··· DATA RECORDS ···

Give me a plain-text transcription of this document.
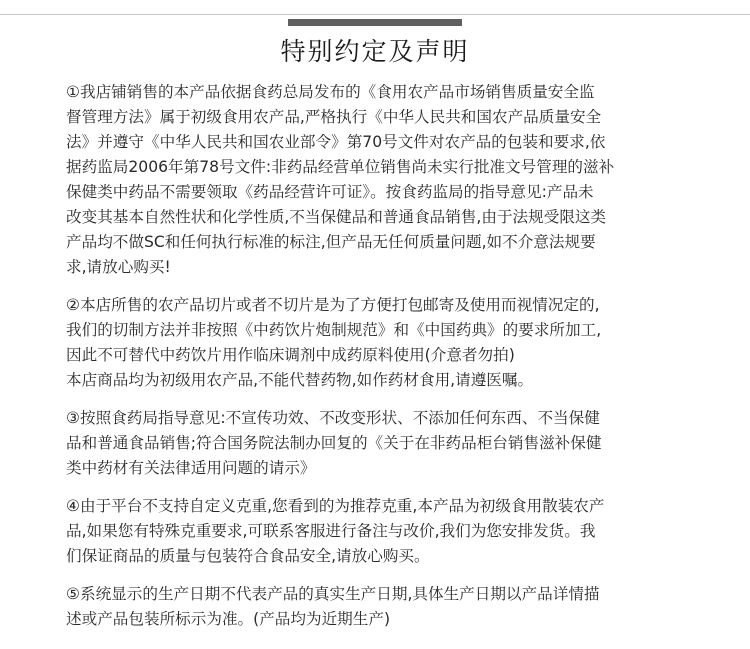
特别约定及声明

①我店铺销售的本产品依据食药总局发布的《食用农产品市场销售质量安全监
督管理方法》属于初级食用农产品,严格执行《中华人民共和国农产品质量安全
法》并遵守《中华人民共和国农业部令》第70号文件对农产品的包装和要求,依
据药监局2006年第78号文件:非药品经营单位销售尚未实行批准文号管理的滋补
保健类中药品不需要领取《药品经营许可证》。按食药监局的指导意见:产品未
改变其基本自然性状和化学性质,不当保健品和普通食品销售,由于法规受限这类
产品均不做SC和任何执行标准的标注,但产品无任何质量问题,如不介意法规要
求,请放心购买!

②本店所售的农产品切片或者不切片是为了方便打包邮寄及使用而视情况定的,
我们的切制方法并非按照《中药饮片炮制规范》和《中国药典》的要求所加工,
因此不可替代中药饮片用作临床调剂中成药原料使用(介意者勿拍)
本店商品均为初级用农产品,不能代替药物,如作药材食用,请遵医嘱。

③按照食药局指导意见:不宣传功效、不改变形状、不添加任何东西、不当保健
品和普通食品销售;符合国务院法制办回复的《关于在非药品柜台销售滋补保健
类中药材有关法律适用问题的请示》

④由于平台不支持自定义克重,您看到的为推荐克重,本产品为初级食用散装农产
品,如果您有特殊克重要求,可联系客服进行备注与改价,我们为您安排发货。我
们保证商品的质量与包装符合食品安全,请放心购买。

⑤系统显示的生产日期不代表产品的真实生产日期,具体生产日期以产品详情描
述或产品包装所标示为准。(产品均为近期生产)
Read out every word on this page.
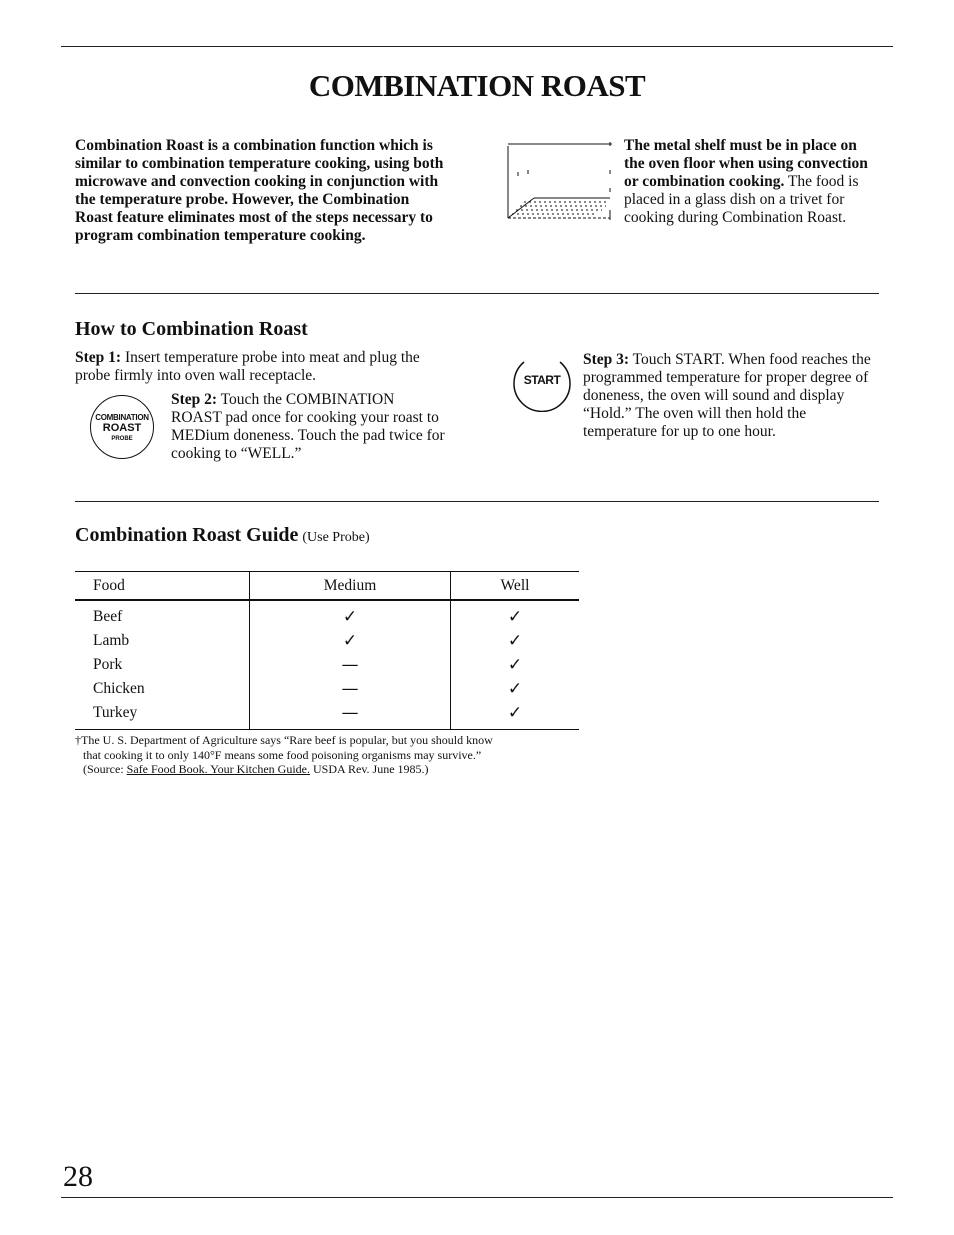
COMBINATION ROAST
Combination Roast is a combination function which is similar to combination temperature cooking, using both microwave and convection cooking in conjunction with the temperature probe. However, the Combination Roast feature eliminates most of the steps necessary to program combination temperature cooking.
The metal shelf must be in place on the oven floor when using convection or combination cooking. The food is placed in a glass dish on a trivet for cooking during Combination Roast.
How to Combination Roast
Step 1: Insert temperature probe into meat and plug the probe firmly into oven wall receptacle.
COMBINATION
ROAST
PROBE
Step 2: Touch the COMBINATION ROAST pad once for cooking your roast to MEDium doneness. Touch the pad twice for cooking to “WELL.”
START
Step 3: Touch START. When food reaches the programmed temperature for proper degree of doneness, the oven will sound and display “Hold.” The oven will then hold the temperature for up to one hour.
Combination Roast Guide (Use Probe)
Food	Medium	Well
Beef	✓	✓
Lamb	✓	✓
Pork	—	✓
Chicken	—	✓
Turkey	—	✓
†The U. S. Department of Agriculture says “Rare beef is popular, but you should know
that cooking it to only 140°F means some food poisoning organisms may survive.”
(Source: Safe Food Book. Your Kitchen Guide. USDA Rev. June 1985.)
28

···

EXERCISE BRIEF:
Write out every record above exactly as it stands, but leave out the pictures.

OUTPUT:
Give me a plain-text transcription of this document.
特别约定及声明

①我店铺销售的本产品依据食药总局发布的《食用农产品市场销售质量安全监
督管理方法》属于初级食用农产品,严格执行《中华人民共和国农产品质量安全
法》并遵守《中华人民共和国农业部令》第70号文件对农产品的包装和要求,依
据药监局2006年第78号文件:非药品经营单位销售尚未实行批准文号管理的滋补
保健类中药品不需要领取《药品经营许可证》。按食药监局的指导意见:产品未
改变其基本自然性状和化学性质,不当保健品和普通食品销售,由于法规受限这类
产品均不做SC和任何执行标准的标注,但产品无任何质量问题,如不介意法规要
求,请放心购买!

②本店所售的农产品切片或者不切片是为了方便打包邮寄及使用而视情况定的,
我们的切制方法并非按照《中药饮片炮制规范》和《中国药典》的要求所加工,
因此不可替代中药饮片用作临床调剂中成药原料使用(介意者勿拍)
本店商品均为初级用农产品,不能代替药物,如作药材食用,请遵医嘱。

③按照食药局指导意见:不宣传功效、不改变形状、不添加任何东西、不当保健
品和普通食品销售;符合国务院法制办回复的《关于在非药品柜台销售滋补保健
类中药材有关法律适用问题的请示》

④由于平台不支持自定义克重,您看到的为推荐克重,本产品为初级食用散装农产
品,如果您有特殊克重要求,可联系客服进行备注与改价,我们为您安排发货。我
们保证商品的质量与包装符合食品安全,请放心购买。

⑤系统显示的生产日期不代表产品的真实生产日期,具体生产日期以产品详情描
述或产品包装所标示为准。(产品均为近期生产)
Read out every word on this page.
COMBINATION ROAST
Combination Roast is a combination function which is similar to combination temperature cooking, using both microwave and convection cooking in conjunction with the temperature probe. However, the Combination Roast feature eliminates most of the steps necessary to program combination temperature cooking.
The metal shelf must be in place on the oven floor when using convection or combination cooking. The food is placed in a glass dish on a trivet for cooking during Combination Roast.
How to Combination Roast
Step 1: Insert temperature probe into meat and plug the probe firmly into oven wall receptacle.
COMBINATION
ROAST
PROBE
Step 2: Touch the COMBINATION ROAST pad once for cooking your roast to MEDium doneness. Touch the pad twice for cooking to “WELL.”
START
Step 3: Touch START. When food reaches the programmed temperature for proper degree of doneness, the oven will sound and display “Hold.” The oven will then hold the temperature for up to one hour.
Combination Roast Guide (Use Probe)
Food	Medium	Well
Beef	✓	✓
Lamb	✓	✓
Pork	—	✓
Chicken	—	✓
Turkey	—	✓
†The U. S. Department of Agriculture says “Rare beef is popular, but you should know
that cooking it to only 140°F means some food poisoning organisms may survive.”
(Source: Safe Food Book. Your Kitchen Guide. USDA Rev. June 1985.)
28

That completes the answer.